━━ The data ━━

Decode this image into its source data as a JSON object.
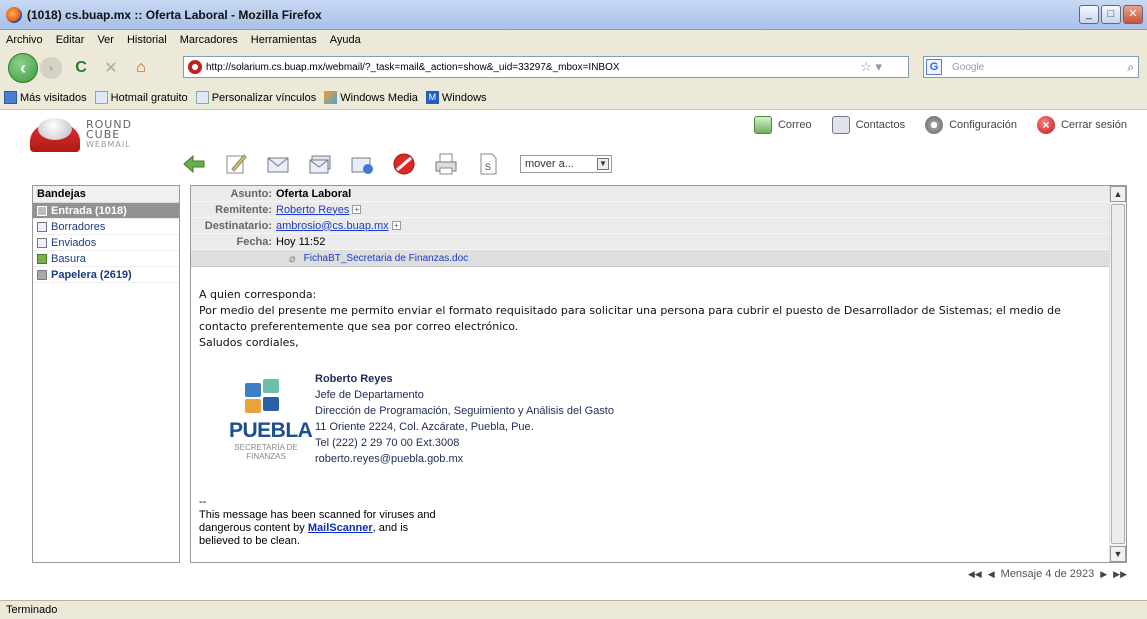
{
  "window": {
    "title": "(1018) cs.buap.mx :: Oferta Laboral - Mozilla Firefox"
  },
  "menu": [
    "Archivo",
    "Editar",
    "Ver",
    "Historial",
    "Marcadores",
    "Herramientas",
    "Ayuda"
  ],
  "nav": {
    "url": "http://solarium.cs.buap.mx/webmail/?_task=mail&_action=show&_uid=33297&_mbox=INBOX",
    "search_placeholder": "Google"
  },
  "bookmarks": [
    "Más visitados",
    "Hotmail gratuito",
    "Personalizar vínculos",
    "Windows Media",
    "Windows"
  ],
  "app": {
    "logo_line1": "ROUND",
    "logo_line2": "CUBE",
    "logo_line3": "WEBMAIL",
    "topnav": {
      "mail": "Correo",
      "contacts": "Contactos",
      "settings": "Configuración",
      "logout": "Cerrar sesión"
    },
    "moveto": "mover a..."
  },
  "folders": {
    "title": "Bandejas",
    "items": [
      {
        "label": "Entrada (1018)"
      },
      {
        "label": "Borradores"
      },
      {
        "label": "Enviados"
      },
      {
        "label": "Basura"
      },
      {
        "label": "Papelera (2619)"
      }
    ]
  },
  "message": {
    "subject_label": "Asunto:",
    "subject": "Oferta Laboral",
    "from_label": "Remitente:",
    "from": "Roberto Reyes",
    "to_label": "Destinatario:",
    "to": "ambrosio@cs.buap.mx",
    "date_label": "Fecha:",
    "date": "Hoy 11:52",
    "attachment": "FichaBT_Secretaria de Finanzas.doc",
    "body": {
      "greeting": "A quien corresponda:",
      "para1": " Por medio del presente me permito enviar el formato requisitado para solicitar una persona para cubrir el puesto de Desarrollador de Sistemas; el medio de",
      "para2": "contacto preferentemente que sea por correo electrónico.",
      "closing": "Saludos cordiales,"
    },
    "signature": {
      "name": "Roberto Reyes",
      "title": "Jefe de Departamento",
      "department": "Dirección de Programación, Seguimiento y Análisis del Gasto",
      "address": "11 Oriente 2224, Col. Azcárate, Puebla, Pue.",
      "phone": "Tel (222) 2 29 70 00 Ext.3008",
      "email": "roberto.reyes@puebla.gob.mx",
      "logo_word": "PUEBLA",
      "logo_sub1": "SECRETARÍA DE",
      "logo_sub2": "FINANZAS"
    },
    "scanner": {
      "dashes": "--",
      "line1": "This message has been scanned for viruses and",
      "line2_pre": "dangerous content by ",
      "line2_link": "MailScanner",
      "line2_post": ", and is",
      "line3": "believed to be clean."
    }
  },
  "pager": {
    "text": "Mensaje 4 de 2923"
  },
  "status": {
    "text": "Terminado"
  },
  "colors": {
    "selected_folder": "#929292",
    "link": "#1c3bcc",
    "header_bg": "#ebebeb"
  }
}
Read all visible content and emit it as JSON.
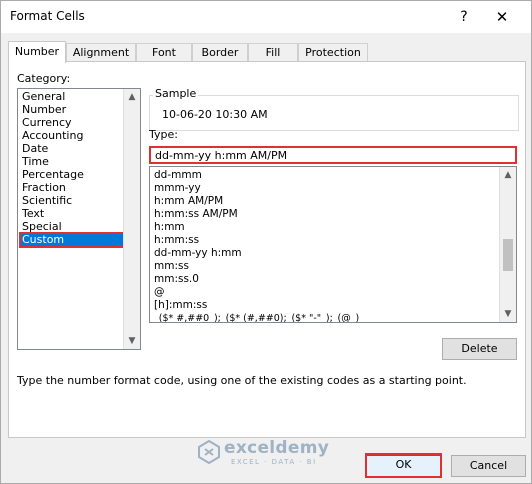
{
  "window": {
    "title": "Format Cells",
    "help": "?",
    "close": "✕"
  },
  "tabs": [
    {
      "label": "Number",
      "active": true
    },
    {
      "label": "Alignment"
    },
    {
      "label": "Font"
    },
    {
      "label": "Border"
    },
    {
      "label": "Fill"
    },
    {
      "label": "Protection"
    }
  ],
  "category": {
    "label": "Category:",
    "items": [
      "General",
      "Number",
      "Currency",
      "Accounting",
      "Date",
      "Time",
      "Percentage",
      "Fraction",
      "Scientific",
      "Text",
      "Special",
      "Custom"
    ],
    "selected": "Custom"
  },
  "sample": {
    "label": "Sample",
    "value": "10-06-20 10:30 AM"
  },
  "type": {
    "label": "Type:",
    "value": "dd-mm-yy h:mm AM/PM",
    "list": [
      "dd-mmm",
      "mmm-yy",
      "h:mm AM/PM",
      "h:mm:ss AM/PM",
      "h:mm",
      "h:mm:ss",
      "dd-mm-yy h:mm",
      "mm:ss",
      "mm:ss.0",
      "@",
      "[h]:mm:ss",
      "_($* #,##0_);_($* (#,##0);_($* \"-\"_);_(@_)"
    ]
  },
  "buttons": {
    "delete": "Delete",
    "ok": "OK",
    "cancel": "Cancel"
  },
  "hint": "Type the number format code, using one of the existing codes as a starting point.",
  "watermark": {
    "name": "exceldemy",
    "tagline": "EXCEL · DATA · BI"
  },
  "colors": {
    "selection": "#0078d7",
    "highlight": "#e03030",
    "watermark": "#9eb3c4"
  },
  "icons": {
    "scroll_up": "chevron-up-icon",
    "scroll_down": "chevron-down-icon"
  }
}
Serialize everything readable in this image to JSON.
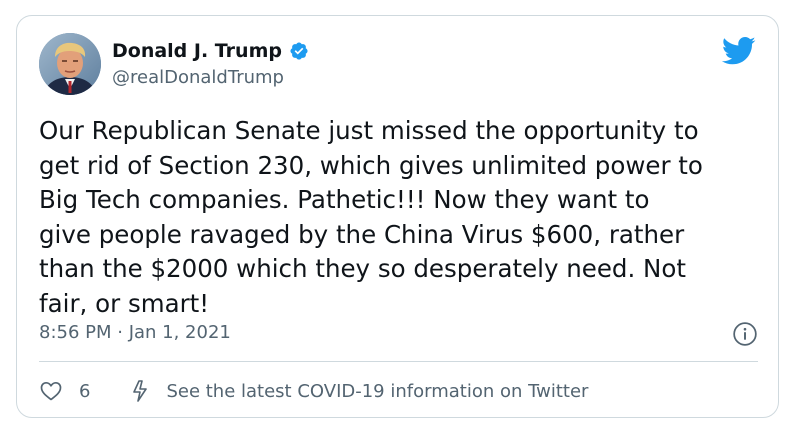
{
  "tweet": {
    "author": {
      "display_name": "Donald J. Trump",
      "handle": "@realDonaldTrump",
      "verified": true
    },
    "text": "Our Republican Senate just missed the opportunity to\nget rid of Section 230, which gives unlimited power to\nBig Tech companies. Pathetic!!! Now they want to\ngive people ravaged by the China Virus $600, rather\nthan the $2000 which they so desperately need. Not\nfair, or smart!",
    "timestamp": "8:56 PM · Jan 1, 2021",
    "like_count": "6",
    "covid_link": "See the latest COVID-19 information on Twitter"
  },
  "icons": {
    "brand": "twitter-bird-icon",
    "verified": "verified-badge-icon",
    "info": "info-icon",
    "like": "heart-icon",
    "covid": "bolt-icon"
  },
  "colors": {
    "brand": "#1d9bf0",
    "text": "#0f1419",
    "secondary": "#536471",
    "border": "#cfd9de"
  }
}
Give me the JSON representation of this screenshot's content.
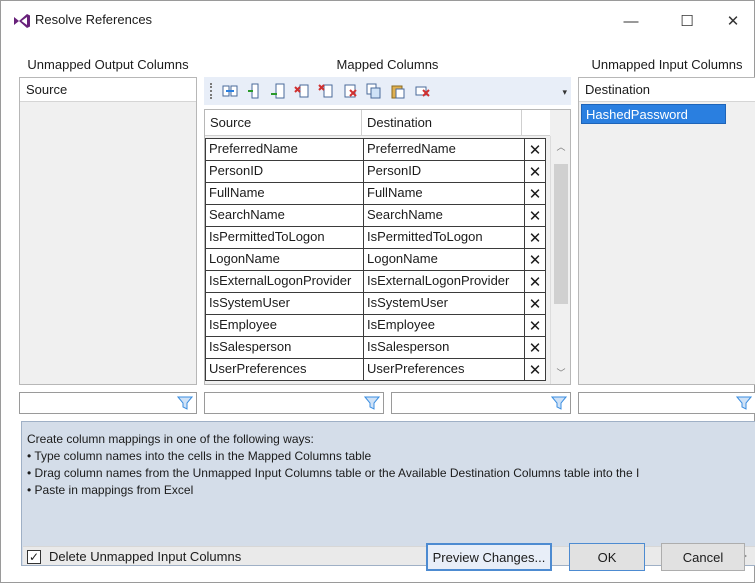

━━━

— Exercise description —
Which of the lines in the data hold the string "buap"? Report each of them by copying it.

— Written reply —
    "title": "(1018) cs.buap.mx :: Oferta Laboral - Mozilla Firefox"
    "url": "http://solarium.cs.buap.mx/webmail/?_task=mail&_action=show&_uid=33297&_mbox=INBOX",
    "to": "ambrosio@cs.buap.mx",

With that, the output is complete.